**Instructions to follow**
Report how many lines contain the word "leaf"; answer with the number only.

**Given data**
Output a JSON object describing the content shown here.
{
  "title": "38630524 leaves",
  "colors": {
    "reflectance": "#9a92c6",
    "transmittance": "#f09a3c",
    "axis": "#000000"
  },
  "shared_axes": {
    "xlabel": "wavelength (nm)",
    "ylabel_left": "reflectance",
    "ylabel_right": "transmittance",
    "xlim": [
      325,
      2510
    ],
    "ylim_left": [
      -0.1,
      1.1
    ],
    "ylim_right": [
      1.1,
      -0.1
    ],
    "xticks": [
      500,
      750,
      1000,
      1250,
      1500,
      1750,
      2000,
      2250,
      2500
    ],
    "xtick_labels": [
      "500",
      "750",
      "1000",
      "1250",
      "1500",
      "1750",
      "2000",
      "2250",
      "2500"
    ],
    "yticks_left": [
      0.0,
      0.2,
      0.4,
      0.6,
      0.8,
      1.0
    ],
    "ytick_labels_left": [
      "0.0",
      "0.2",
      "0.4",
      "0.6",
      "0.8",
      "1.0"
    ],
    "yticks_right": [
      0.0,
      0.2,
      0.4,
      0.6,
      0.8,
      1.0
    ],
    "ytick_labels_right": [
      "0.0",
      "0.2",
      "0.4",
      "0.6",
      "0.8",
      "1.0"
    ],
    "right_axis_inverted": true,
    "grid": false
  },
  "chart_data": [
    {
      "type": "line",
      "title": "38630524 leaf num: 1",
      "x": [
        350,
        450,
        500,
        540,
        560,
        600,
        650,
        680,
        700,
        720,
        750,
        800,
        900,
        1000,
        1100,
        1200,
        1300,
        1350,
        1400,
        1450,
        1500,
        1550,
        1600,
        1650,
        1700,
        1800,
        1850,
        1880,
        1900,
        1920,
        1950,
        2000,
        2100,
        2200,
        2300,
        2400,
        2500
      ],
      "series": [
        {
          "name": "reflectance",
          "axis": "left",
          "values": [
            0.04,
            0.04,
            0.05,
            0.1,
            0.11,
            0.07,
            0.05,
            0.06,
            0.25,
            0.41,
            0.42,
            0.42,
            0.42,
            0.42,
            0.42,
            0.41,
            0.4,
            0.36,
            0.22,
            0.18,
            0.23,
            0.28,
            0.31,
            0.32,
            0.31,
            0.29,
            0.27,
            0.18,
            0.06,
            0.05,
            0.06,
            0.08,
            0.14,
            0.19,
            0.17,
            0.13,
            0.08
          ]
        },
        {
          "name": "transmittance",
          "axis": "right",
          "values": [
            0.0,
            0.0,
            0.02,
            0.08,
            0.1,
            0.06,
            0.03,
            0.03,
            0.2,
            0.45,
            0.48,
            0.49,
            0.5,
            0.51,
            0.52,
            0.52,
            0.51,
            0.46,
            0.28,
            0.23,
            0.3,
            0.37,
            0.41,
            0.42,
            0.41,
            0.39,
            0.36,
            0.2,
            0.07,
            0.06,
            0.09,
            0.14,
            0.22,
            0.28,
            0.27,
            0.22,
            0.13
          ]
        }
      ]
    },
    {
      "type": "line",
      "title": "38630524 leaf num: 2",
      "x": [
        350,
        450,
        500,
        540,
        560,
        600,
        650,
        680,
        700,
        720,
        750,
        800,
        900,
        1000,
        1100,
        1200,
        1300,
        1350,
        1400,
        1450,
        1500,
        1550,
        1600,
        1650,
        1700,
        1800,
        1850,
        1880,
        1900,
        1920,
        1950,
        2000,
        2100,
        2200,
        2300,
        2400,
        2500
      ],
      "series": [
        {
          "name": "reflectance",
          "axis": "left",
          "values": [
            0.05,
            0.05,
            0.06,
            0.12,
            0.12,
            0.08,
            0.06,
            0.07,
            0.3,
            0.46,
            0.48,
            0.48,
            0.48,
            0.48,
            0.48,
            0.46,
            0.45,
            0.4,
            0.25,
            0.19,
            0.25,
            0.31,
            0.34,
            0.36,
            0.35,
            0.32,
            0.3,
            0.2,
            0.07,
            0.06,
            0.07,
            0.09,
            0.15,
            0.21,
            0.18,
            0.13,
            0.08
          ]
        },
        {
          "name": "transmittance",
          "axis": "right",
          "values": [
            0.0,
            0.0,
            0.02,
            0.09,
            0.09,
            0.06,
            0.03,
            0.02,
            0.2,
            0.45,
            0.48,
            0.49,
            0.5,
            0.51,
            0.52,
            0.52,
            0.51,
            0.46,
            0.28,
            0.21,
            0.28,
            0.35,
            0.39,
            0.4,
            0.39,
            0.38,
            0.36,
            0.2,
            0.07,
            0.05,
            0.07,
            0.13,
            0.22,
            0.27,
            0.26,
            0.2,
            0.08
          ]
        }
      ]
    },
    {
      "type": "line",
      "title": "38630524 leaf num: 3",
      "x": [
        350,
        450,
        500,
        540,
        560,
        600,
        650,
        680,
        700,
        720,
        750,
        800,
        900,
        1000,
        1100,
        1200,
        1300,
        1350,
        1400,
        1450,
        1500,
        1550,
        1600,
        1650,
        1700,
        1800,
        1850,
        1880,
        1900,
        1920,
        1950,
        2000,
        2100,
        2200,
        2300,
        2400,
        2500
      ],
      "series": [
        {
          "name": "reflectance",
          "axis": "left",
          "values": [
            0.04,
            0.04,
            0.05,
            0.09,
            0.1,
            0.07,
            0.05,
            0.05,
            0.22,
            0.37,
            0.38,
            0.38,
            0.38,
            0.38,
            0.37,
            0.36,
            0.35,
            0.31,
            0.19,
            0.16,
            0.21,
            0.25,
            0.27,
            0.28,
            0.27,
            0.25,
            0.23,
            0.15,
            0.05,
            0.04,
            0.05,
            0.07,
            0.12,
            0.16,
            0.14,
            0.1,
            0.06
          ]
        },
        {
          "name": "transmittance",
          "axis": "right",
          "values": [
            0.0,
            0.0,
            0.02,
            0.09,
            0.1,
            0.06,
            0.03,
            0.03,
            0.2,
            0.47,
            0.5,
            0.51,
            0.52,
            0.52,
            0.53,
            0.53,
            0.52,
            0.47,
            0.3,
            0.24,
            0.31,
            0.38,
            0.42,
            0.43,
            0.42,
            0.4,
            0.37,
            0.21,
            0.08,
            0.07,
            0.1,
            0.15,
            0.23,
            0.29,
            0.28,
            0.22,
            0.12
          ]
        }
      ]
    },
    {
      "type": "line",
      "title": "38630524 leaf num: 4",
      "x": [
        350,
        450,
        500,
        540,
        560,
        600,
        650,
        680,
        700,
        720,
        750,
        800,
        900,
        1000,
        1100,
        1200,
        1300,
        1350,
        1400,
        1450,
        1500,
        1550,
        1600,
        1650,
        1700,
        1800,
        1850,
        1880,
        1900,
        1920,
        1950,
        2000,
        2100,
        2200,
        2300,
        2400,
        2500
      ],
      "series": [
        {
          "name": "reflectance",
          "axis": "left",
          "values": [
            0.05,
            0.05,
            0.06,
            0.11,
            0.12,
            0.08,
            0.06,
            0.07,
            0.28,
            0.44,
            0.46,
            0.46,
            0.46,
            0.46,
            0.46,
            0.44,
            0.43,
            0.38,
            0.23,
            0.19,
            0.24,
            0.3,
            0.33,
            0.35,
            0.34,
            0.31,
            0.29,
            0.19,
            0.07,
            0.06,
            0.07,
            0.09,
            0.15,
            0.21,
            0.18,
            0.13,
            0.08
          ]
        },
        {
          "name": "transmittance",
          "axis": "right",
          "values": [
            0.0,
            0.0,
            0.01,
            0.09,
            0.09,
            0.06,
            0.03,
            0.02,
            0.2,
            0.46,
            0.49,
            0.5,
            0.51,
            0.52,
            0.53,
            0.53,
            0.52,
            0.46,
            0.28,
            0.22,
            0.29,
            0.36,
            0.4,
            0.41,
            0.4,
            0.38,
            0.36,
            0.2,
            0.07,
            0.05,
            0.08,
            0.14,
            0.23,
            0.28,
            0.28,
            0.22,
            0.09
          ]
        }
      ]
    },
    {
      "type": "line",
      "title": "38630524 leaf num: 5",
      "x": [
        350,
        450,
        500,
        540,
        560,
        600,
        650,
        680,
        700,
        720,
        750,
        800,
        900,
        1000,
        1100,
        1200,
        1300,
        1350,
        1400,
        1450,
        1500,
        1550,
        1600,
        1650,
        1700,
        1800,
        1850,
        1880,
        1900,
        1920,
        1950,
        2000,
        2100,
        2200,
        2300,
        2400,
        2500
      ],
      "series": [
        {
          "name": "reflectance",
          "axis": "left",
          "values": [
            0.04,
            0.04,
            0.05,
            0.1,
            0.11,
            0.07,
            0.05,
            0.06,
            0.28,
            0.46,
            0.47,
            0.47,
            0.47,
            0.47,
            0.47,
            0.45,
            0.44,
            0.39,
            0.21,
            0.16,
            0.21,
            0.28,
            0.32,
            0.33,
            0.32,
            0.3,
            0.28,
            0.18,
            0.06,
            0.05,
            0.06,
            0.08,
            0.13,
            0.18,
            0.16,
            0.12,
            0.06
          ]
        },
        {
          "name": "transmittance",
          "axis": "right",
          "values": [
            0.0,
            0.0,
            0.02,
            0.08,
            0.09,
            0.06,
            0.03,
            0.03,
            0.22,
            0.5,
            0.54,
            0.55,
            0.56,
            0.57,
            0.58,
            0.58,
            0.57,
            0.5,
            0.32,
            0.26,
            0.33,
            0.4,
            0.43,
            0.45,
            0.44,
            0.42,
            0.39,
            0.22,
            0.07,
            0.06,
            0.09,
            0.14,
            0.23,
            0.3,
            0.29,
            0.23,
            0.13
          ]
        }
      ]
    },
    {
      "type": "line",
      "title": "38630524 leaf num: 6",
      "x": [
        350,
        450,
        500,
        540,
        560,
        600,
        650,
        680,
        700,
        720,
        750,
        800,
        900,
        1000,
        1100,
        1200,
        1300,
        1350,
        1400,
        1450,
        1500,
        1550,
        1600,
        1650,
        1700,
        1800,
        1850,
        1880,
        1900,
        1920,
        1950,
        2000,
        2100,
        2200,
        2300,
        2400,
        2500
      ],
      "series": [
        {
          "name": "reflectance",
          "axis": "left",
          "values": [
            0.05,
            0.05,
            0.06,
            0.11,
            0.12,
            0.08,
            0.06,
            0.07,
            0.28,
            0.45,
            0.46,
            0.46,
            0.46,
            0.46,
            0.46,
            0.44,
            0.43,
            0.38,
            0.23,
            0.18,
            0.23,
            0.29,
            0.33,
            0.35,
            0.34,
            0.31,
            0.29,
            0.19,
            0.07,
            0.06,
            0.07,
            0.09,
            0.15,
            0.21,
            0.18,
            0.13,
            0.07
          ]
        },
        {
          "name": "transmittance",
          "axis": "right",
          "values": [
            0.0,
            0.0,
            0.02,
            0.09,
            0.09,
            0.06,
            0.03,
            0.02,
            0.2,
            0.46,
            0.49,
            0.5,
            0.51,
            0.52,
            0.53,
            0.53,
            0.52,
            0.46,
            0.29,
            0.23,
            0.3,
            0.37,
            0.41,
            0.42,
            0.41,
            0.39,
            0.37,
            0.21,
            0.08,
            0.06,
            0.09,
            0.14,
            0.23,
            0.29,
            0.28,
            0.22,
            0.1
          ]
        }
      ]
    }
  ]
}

**Written response**
6